Task to carry out
Show each line from the listing that includes the word "background".

[Items from a figure collection]
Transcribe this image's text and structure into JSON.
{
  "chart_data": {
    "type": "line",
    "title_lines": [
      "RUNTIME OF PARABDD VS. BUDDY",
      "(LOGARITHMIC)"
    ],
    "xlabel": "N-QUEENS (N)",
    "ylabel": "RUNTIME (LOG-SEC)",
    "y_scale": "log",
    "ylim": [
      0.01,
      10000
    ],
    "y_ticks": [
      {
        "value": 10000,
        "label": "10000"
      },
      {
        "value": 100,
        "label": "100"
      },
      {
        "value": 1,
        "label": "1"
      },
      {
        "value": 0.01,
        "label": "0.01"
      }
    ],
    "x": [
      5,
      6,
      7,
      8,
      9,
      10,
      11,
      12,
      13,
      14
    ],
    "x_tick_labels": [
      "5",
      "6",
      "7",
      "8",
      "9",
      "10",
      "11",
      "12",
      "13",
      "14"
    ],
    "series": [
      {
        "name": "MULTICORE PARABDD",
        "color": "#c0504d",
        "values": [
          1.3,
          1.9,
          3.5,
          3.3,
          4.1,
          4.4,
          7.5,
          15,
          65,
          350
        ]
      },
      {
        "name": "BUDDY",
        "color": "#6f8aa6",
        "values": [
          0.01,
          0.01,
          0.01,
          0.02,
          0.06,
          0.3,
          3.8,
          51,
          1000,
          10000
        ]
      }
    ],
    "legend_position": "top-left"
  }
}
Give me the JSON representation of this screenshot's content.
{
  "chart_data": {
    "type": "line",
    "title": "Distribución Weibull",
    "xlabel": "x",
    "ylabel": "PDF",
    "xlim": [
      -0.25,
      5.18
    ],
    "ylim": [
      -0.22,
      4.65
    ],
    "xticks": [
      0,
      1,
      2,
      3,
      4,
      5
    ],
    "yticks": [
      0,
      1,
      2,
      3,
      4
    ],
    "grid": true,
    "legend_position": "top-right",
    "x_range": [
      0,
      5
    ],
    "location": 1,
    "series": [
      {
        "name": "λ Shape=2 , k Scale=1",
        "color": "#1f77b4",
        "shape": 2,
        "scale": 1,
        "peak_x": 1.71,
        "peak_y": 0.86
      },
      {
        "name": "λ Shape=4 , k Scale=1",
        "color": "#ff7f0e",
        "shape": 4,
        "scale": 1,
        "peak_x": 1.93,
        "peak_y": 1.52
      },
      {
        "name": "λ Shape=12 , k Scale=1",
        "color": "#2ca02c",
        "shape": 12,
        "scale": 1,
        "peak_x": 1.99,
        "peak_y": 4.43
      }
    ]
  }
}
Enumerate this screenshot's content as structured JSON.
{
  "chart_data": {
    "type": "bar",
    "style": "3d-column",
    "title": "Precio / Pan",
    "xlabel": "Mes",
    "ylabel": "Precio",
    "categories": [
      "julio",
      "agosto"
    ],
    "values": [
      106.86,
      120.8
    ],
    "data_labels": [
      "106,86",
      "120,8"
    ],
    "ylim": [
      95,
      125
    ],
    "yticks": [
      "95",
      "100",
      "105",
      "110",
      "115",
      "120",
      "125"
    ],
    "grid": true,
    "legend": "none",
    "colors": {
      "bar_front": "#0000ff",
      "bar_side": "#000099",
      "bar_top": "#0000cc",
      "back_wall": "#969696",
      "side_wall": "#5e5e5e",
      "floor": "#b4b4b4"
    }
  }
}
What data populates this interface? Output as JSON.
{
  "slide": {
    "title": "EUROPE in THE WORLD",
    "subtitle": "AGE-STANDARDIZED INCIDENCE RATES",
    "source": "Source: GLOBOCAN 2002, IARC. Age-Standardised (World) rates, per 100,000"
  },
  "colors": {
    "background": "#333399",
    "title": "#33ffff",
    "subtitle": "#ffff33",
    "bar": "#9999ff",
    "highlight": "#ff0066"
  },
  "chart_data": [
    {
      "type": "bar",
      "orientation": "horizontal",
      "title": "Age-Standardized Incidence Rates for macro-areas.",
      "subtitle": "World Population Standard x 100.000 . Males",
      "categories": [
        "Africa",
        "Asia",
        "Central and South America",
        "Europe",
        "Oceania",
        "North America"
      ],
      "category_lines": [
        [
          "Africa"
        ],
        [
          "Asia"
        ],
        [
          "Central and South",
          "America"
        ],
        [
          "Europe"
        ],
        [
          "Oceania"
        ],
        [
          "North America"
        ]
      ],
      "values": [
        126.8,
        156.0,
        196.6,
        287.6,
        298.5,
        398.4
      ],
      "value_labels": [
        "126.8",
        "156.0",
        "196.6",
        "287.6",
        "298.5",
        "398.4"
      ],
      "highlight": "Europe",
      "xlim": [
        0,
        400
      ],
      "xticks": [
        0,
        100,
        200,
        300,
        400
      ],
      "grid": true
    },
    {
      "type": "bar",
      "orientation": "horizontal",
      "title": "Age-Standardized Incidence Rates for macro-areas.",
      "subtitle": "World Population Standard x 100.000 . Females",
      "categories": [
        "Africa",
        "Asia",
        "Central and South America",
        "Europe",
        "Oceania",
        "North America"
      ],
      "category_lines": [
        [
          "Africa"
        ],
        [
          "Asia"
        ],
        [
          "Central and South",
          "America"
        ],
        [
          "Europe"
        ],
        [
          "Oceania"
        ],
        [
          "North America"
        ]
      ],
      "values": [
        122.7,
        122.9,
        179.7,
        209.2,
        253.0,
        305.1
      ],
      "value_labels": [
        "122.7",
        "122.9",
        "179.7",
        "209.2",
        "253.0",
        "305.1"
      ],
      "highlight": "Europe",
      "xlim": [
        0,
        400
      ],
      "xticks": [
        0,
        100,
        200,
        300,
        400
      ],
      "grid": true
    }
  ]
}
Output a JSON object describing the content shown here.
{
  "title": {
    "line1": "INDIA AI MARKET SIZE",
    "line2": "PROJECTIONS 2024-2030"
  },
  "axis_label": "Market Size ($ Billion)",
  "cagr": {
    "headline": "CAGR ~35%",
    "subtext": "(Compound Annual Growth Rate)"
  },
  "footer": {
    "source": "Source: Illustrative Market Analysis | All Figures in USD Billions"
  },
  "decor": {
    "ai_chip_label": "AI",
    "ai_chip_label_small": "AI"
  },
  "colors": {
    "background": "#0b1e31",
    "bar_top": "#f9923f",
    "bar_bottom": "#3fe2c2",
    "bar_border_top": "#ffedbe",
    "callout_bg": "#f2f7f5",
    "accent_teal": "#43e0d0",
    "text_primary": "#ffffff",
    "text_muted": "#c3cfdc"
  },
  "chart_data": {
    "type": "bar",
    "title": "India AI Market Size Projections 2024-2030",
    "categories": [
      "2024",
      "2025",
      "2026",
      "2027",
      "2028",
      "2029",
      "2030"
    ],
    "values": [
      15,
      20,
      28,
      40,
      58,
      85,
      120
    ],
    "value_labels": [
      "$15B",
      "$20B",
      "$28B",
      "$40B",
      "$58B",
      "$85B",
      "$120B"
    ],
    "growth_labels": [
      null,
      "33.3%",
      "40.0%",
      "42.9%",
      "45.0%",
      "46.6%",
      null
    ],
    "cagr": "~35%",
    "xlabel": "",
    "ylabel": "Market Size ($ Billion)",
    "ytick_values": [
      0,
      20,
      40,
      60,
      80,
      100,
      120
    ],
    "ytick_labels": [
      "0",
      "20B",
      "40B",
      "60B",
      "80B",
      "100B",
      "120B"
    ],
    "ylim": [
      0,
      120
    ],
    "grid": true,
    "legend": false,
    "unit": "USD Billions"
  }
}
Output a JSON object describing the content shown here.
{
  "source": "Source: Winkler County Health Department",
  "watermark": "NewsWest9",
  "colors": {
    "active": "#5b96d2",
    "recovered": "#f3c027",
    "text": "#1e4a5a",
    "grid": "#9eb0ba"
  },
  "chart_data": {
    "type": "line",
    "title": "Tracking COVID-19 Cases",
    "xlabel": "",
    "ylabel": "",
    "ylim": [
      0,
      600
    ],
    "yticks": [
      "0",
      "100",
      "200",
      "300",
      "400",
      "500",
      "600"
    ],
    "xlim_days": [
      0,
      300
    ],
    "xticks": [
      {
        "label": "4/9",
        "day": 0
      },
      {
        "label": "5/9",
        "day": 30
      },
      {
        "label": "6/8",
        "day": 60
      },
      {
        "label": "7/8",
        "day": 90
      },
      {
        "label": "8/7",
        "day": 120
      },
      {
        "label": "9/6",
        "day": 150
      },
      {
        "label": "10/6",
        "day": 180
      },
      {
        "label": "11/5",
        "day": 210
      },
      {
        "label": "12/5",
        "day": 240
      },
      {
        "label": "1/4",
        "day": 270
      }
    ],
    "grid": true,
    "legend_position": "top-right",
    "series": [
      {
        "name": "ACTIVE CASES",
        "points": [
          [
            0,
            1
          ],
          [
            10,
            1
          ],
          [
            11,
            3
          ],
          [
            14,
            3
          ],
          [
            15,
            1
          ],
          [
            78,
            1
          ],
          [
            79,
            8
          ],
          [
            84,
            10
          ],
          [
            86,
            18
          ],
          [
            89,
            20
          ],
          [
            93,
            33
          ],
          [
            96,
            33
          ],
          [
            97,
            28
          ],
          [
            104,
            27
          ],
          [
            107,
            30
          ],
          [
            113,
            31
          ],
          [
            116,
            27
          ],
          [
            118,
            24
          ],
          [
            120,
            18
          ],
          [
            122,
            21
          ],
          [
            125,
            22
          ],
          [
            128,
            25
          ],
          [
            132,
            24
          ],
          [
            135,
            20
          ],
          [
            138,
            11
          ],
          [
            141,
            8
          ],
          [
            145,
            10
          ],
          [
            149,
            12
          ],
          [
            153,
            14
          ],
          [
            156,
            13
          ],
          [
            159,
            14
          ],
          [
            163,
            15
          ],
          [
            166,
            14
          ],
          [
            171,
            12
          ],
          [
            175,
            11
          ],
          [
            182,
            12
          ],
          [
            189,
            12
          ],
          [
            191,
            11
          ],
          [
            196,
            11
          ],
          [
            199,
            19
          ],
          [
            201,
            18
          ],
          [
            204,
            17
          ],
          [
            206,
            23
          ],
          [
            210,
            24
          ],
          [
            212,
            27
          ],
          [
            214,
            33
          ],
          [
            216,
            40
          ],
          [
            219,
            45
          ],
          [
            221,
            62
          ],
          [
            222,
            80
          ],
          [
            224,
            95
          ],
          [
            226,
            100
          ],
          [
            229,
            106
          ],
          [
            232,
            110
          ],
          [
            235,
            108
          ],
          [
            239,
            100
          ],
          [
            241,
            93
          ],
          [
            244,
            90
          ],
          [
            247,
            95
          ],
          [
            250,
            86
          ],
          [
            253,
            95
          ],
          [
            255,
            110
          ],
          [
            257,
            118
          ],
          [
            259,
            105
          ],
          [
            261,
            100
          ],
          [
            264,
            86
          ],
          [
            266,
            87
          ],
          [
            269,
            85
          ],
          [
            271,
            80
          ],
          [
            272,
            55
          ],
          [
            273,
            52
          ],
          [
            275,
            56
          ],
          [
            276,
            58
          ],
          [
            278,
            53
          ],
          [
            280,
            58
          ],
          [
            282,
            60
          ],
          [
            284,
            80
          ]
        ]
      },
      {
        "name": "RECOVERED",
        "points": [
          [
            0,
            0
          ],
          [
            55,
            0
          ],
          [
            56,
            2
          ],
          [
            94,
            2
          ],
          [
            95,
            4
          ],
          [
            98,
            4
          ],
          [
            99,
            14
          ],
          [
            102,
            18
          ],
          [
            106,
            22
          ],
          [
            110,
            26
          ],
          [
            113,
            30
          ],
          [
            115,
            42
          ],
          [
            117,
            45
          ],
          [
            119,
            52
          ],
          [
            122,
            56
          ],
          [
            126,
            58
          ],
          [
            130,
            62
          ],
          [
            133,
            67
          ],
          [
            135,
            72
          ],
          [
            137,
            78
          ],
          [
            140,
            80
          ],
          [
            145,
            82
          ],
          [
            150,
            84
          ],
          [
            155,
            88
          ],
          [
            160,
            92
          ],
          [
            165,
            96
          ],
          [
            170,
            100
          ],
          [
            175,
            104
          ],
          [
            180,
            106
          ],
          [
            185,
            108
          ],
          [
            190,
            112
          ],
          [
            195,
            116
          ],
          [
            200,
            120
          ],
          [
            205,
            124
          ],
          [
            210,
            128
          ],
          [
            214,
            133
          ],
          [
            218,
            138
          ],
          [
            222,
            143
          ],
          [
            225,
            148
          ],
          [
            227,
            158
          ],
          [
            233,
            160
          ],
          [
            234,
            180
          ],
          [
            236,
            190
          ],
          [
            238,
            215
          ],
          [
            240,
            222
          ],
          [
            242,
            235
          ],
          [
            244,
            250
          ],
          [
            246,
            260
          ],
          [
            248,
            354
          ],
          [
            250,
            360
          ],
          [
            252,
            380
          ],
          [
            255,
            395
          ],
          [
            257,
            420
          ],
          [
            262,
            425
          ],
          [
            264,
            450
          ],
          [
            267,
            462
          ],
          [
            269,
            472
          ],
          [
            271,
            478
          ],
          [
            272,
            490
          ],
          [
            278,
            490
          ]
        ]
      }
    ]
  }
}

Result for this exercise
    "background": "#333399",
    "background": "#0b1e31",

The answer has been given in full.